[To be done] Go through the records underneath and write each one out again exactly.

[Collected data]
>> begin

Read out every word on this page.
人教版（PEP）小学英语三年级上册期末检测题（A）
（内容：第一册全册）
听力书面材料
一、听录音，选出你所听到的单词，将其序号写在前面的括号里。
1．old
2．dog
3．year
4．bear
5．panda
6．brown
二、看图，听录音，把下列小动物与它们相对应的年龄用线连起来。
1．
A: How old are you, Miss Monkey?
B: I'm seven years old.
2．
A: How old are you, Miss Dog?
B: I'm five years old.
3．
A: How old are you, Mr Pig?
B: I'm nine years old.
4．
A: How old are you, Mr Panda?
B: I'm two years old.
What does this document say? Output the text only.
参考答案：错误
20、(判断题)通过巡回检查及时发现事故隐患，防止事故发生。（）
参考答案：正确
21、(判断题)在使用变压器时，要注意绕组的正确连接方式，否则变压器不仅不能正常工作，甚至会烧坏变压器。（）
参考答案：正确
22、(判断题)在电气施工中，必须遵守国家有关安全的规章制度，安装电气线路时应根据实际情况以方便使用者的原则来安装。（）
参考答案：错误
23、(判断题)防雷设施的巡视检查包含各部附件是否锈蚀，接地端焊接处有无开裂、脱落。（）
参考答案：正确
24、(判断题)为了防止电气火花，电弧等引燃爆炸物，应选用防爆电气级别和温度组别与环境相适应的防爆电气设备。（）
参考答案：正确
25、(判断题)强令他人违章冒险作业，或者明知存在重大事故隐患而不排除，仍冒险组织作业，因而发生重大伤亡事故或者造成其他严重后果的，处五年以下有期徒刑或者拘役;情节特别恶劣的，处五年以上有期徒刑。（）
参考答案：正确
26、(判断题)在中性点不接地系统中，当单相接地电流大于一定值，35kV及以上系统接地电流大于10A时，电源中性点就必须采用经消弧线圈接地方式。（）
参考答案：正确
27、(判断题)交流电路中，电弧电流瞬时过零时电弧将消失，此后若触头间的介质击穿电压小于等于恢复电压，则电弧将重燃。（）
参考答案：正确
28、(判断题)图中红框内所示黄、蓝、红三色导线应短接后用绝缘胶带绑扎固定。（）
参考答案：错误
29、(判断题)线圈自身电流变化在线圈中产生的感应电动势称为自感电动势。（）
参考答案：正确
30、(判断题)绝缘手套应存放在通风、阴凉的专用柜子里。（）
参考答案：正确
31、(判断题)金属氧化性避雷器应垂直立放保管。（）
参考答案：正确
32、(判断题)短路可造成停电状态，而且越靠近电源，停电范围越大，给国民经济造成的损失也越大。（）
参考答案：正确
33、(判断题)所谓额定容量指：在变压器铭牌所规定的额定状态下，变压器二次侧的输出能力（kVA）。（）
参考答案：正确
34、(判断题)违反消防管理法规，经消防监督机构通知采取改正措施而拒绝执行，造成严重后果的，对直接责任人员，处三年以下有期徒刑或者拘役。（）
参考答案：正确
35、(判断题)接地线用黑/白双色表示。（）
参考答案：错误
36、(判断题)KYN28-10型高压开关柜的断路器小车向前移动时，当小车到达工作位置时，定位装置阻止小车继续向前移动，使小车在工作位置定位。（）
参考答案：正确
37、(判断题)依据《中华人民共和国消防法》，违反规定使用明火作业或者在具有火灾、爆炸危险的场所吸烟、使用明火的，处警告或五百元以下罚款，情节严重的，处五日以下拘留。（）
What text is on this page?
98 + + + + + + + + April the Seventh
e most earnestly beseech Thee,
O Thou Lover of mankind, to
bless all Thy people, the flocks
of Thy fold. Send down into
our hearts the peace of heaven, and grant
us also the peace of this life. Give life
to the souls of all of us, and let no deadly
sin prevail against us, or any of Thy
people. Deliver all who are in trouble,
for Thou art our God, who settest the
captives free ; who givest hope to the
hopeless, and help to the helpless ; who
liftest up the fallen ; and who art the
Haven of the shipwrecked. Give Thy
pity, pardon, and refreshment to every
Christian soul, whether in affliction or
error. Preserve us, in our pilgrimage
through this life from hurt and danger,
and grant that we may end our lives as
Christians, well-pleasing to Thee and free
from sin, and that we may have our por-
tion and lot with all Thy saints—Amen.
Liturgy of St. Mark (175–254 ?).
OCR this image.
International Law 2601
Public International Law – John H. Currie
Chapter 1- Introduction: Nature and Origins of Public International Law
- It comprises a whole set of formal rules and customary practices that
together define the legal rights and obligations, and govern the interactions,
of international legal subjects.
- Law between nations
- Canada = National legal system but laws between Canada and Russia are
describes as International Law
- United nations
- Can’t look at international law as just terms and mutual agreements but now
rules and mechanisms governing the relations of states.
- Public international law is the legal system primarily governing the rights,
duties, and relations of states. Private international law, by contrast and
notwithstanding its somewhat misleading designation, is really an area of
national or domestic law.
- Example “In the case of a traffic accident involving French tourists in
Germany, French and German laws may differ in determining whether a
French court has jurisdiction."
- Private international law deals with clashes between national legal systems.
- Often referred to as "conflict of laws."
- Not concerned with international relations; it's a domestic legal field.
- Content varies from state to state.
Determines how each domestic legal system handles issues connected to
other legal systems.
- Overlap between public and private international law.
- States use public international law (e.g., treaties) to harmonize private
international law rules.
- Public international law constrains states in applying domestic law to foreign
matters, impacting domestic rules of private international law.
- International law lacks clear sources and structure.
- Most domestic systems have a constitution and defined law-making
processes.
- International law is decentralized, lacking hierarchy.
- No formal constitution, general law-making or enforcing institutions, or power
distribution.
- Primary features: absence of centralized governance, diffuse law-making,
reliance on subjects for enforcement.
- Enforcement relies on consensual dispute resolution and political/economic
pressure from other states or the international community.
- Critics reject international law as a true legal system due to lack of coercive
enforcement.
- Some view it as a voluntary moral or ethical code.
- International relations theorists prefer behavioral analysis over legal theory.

>> end

[Result for this exercise]
Read out every word on this page.
人教版（PEP）小学英语三年级上册期末检测题（A）
（内容：第一册全册）
听力书面材料
一、听录音，选出你所听到的单词，将其序号写在前面的括号里。
1．old
2．dog
3．year
4．bear
5．panda
6．brown
二、看图，听录音，把下列小动物与它们相对应的年龄用线连起来。
1．
A: How old are you, Miss Monkey?
B: I'm seven years old.
2．
A: How old are you, Miss Dog?
B: I'm five years old.
3．
A: How old are you, Mr Pig?
B: I'm nine years old.
4．
A: How old are you, Mr Panda?
B: I'm two years old.
What does this document say? Output the text only.
参考答案：错误
20、(判断题)通过巡回检查及时发现事故隐患，防止事故发生。（）
参考答案：正确
21、(判断题)在使用变压器时，要注意绕组的正确连接方式，否则变压器不仅不能正常工作，甚至会烧坏变压器。（）
参考答案：正确
22、(判断题)在电气施工中，必须遵守国家有关安全的规章制度，安装电气线路时应根据实际情况以方便使用者的原则来安装。（）
参考答案：错误
23、(判断题)防雷设施的巡视检查包含各部附件是否锈蚀，接地端焊接处有无开裂、脱落。（）
参考答案：正确
24、(判断题)为了防止电气火花，电弧等引燃爆炸物，应选用防爆电气级别和温度组别与环境相适应的防爆电气设备。（）
参考答案：正确
25、(判断题)强令他人违章冒险作业，或者明知存在重大事故隐患而不排除，仍冒险组织作业，因而发生重大伤亡事故或者造成其他严重后果的，处五年以下有期徒刑或者拘役;情节特别恶劣的，处五年以上有期徒刑。（）
参考答案：正确
26、(判断题)在中性点不接地系统中，当单相接地电流大于一定值，35kV及以上系统接地电流大于10A时，电源中性点就必须采用经消弧线圈接地方式。（）
参考答案：正确
27、(判断题)交流电路中，电弧电流瞬时过零时电弧将消失，此后若触头间的介质击穿电压小于等于恢复电压，则电弧将重燃。（）
参考答案：正确
28、(判断题)图中红框内所示黄、蓝、红三色导线应短接后用绝缘胶带绑扎固定。（）
参考答案：错误
29、(判断题)线圈自身电流变化在线圈中产生的感应电动势称为自感电动势。（）
参考答案：正确
30、(判断题)绝缘手套应存放在通风、阴凉的专用柜子里。（）
参考答案：正确
31、(判断题)金属氧化性避雷器应垂直立放保管。（）
参考答案：正确
32、(判断题)短路可造成停电状态，而且越靠近电源，停电范围越大，给国民经济造成的损失也越大。（）
参考答案：正确
33、(判断题)所谓额定容量指：在变压器铭牌所规定的额定状态下，变压器二次侧的输出能力（kVA）。（）
参考答案：正确
34、(判断题)违反消防管理法规，经消防监督机构通知采取改正措施而拒绝执行，造成严重后果的，对直接责任人员，处三年以下有期徒刑或者拘役。（）
参考答案：正确
35、(判断题)接地线用黑/白双色表示。（）
参考答案：错误
36、(判断题)KYN28-10型高压开关柜的断路器小车向前移动时，当小车到达工作位置时，定位装置阻止小车继续向前移动，使小车在工作位置定位。（）
参考答案：正确
37、(判断题)依据《中华人民共和国消防法》，违反规定使用明火作业或者在具有火灾、爆炸危险的场所吸烟、使用明火的，处警告或五百元以下罚款，情节严重的，处五日以下拘留。（）
What text is on this page?
98 + + + + + + + + April the Seventh
e most earnestly beseech Thee,
O Thou Lover of mankind, to
bless all Thy people, the flocks
of Thy fold. Send down into
our hearts the peace of heaven, and grant
us also the peace of this life. Give life
to the souls of all of us, and let no deadly
sin prevail against us, or any of Thy
people. Deliver all who are in trouble,
for Thou art our God, who settest the
captives free ; who givest hope to the
hopeless, and help to the helpless ; who
liftest up the fallen ; and who art the
Haven of the shipwrecked. Give Thy
pity, pardon, and refreshment to every
Christian soul, whether in affliction or
error. Preserve us, in our pilgrimage
through this life from hurt and danger,
and grant that we may end our lives as
Christians, well-pleasing to Thee and free
from sin, and that we may have our por-
tion and lot with all Thy saints—Amen.
Liturgy of St. Mark (175–254 ?).
OCR this image.
International Law 2601
Public International Law – John H. Currie
Chapter 1- Introduction: Nature and Origins of Public International Law
- It comprises a whole set of formal rules and customary practices that
together define the legal rights and obligations, and govern the interactions,
of international legal subjects.
- Law between nations
- Canada = National legal system but laws between Canada and Russia are
describes as International Law
- United nations
- Can’t look at international law as just terms and mutual agreements but now
rules and mechanisms governing the relations of states.
- Public international law is the legal system primarily governing the rights,
duties, and relations of states. Private international law, by contrast and
notwithstanding its somewhat misleading designation, is really an area of
national or domestic law.
- Example “In the case of a traffic accident involving French tourists in
Germany, French and German laws may differ in determining whether a
French court has jurisdiction."
- Private international law deals with clashes between national legal systems.
- Often referred to as "conflict of laws."
- Not concerned with international relations; it's a domestic legal field.
- Content varies from state to state.
Determines how each domestic legal system handles issues connected to
other legal systems.
- Overlap between public and private international law.
- States use public international law (e.g., treaties) to harmonize private
international law rules.
- Public international law constrains states in applying domestic law to foreign
matters, impacting domestic rules of private international law.
- International law lacks clear sources and structure.
- Most domestic systems have a constitution and defined law-making
processes.
- International law is decentralized, lacking hierarchy.
- No formal constitution, general law-making or enforcing institutions, or power
distribution.
- Primary features: absence of centralized governance, diffuse law-making,
reliance on subjects for enforcement.
- Enforcement relies on consensual dispute resolution and political/economic
pressure from other states or the international community.
- Critics reject international law as a true legal system due to lack of coercive
enforcement.
- Some view it as a voluntary moral or ethical code.
- International relations theorists prefer behavioral analysis over legal theory.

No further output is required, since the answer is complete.